Reproduce all of the listing below without alteration.

================

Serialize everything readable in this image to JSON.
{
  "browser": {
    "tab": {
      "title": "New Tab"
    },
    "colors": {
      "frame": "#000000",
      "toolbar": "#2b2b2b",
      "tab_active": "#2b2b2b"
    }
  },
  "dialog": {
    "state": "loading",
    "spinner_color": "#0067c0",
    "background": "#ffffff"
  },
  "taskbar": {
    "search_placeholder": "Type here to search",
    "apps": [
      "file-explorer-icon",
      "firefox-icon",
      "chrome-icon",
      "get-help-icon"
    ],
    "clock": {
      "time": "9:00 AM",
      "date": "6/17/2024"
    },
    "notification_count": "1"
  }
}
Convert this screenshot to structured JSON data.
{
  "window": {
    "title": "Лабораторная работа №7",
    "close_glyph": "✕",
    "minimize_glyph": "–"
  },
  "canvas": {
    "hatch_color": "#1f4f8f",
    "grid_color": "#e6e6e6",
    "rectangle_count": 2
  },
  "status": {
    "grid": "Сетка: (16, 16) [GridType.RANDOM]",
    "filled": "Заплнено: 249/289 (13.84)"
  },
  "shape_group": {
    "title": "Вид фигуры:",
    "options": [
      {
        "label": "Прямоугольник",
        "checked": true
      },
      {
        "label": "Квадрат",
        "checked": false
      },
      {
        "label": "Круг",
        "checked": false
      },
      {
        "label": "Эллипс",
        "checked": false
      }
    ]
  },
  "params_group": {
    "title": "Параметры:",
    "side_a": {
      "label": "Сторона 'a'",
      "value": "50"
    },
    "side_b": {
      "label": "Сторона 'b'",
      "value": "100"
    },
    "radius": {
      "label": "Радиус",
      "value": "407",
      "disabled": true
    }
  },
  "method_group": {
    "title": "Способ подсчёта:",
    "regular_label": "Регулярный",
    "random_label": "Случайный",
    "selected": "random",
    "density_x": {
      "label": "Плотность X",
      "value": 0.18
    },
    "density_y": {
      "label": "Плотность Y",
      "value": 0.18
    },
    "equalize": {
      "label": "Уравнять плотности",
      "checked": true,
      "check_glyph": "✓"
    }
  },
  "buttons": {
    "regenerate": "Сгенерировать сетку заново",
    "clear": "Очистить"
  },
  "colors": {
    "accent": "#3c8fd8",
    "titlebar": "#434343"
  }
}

================

[Task output]:
Serialize everything readable in this image to JSON.
{
  "browser": {
    "tab": {
      "title": "New Tab"
    },
    "colors": {
      "frame": "#000000",
      "toolbar": "#2b2b2b",
      "tab_active": "#2b2b2b"
    }
  },
  "dialog": {
    "state": "loading",
    "spinner_color": "#0067c0",
    "background": "#ffffff"
  },
  "taskbar": {
    "search_placeholder": "Type here to search",
    "apps": [
      "file-explorer-icon",
      "firefox-icon",
      "chrome-icon",
      "get-help-icon"
    ],
    "clock": {
      "time": "9:00 AM",
      "date": "6/17/2024"
    },
    "notification_count": "1"
  }
}
Convert this screenshot to structured JSON data.
{
  "window": {
    "title": "Лабораторная работа №7",
    "close_glyph": "✕",
    "minimize_glyph": "–"
  },
  "canvas": {
    "hatch_color": "#1f4f8f",
    "grid_color": "#e6e6e6",
    "rectangle_count": 2
  },
  "status": {
    "grid": "Сетка: (16, 16) [GridType.RANDOM]",
    "filled": "Заплнено: 249/289 (13.84)"
  },
  "shape_group": {
    "title": "Вид фигуры:",
    "options": [
      {
        "label": "Прямоугольник",
        "checked": true
      },
      {
        "label": "Квадрат",
        "checked": false
      },
      {
        "label": "Круг",
        "checked": false
      },
      {
        "label": "Эллипс",
        "checked": false
      }
    ]
  },
  "params_group": {
    "title": "Параметры:",
    "side_a": {
      "label": "Сторона 'a'",
      "value": "50"
    },
    "side_b": {
      "label": "Сторона 'b'",
      "value": "100"
    },
    "radius": {
      "label": "Радиус",
      "value": "407",
      "disabled": true
    }
  },
  "method_group": {
    "title": "Способ подсчёта:",
    "regular_label": "Регулярный",
    "random_label": "Случайный",
    "selected": "random",
    "density_x": {
      "label": "Плотность X",
      "value": 0.18
    },
    "density_y": {
      "label": "Плотность Y",
      "value": 0.18
    },
    "equalize": {
      "label": "Уравнять плотности",
      "checked": true,
      "check_glyph": "✓"
    }
  },
  "buttons": {
    "regenerate": "Сгенерировать сетку заново",
    "clear": "Очистить"
  },
  "colors": {
    "accent": "#3c8fd8",
    "titlebar": "#434343"
  }
}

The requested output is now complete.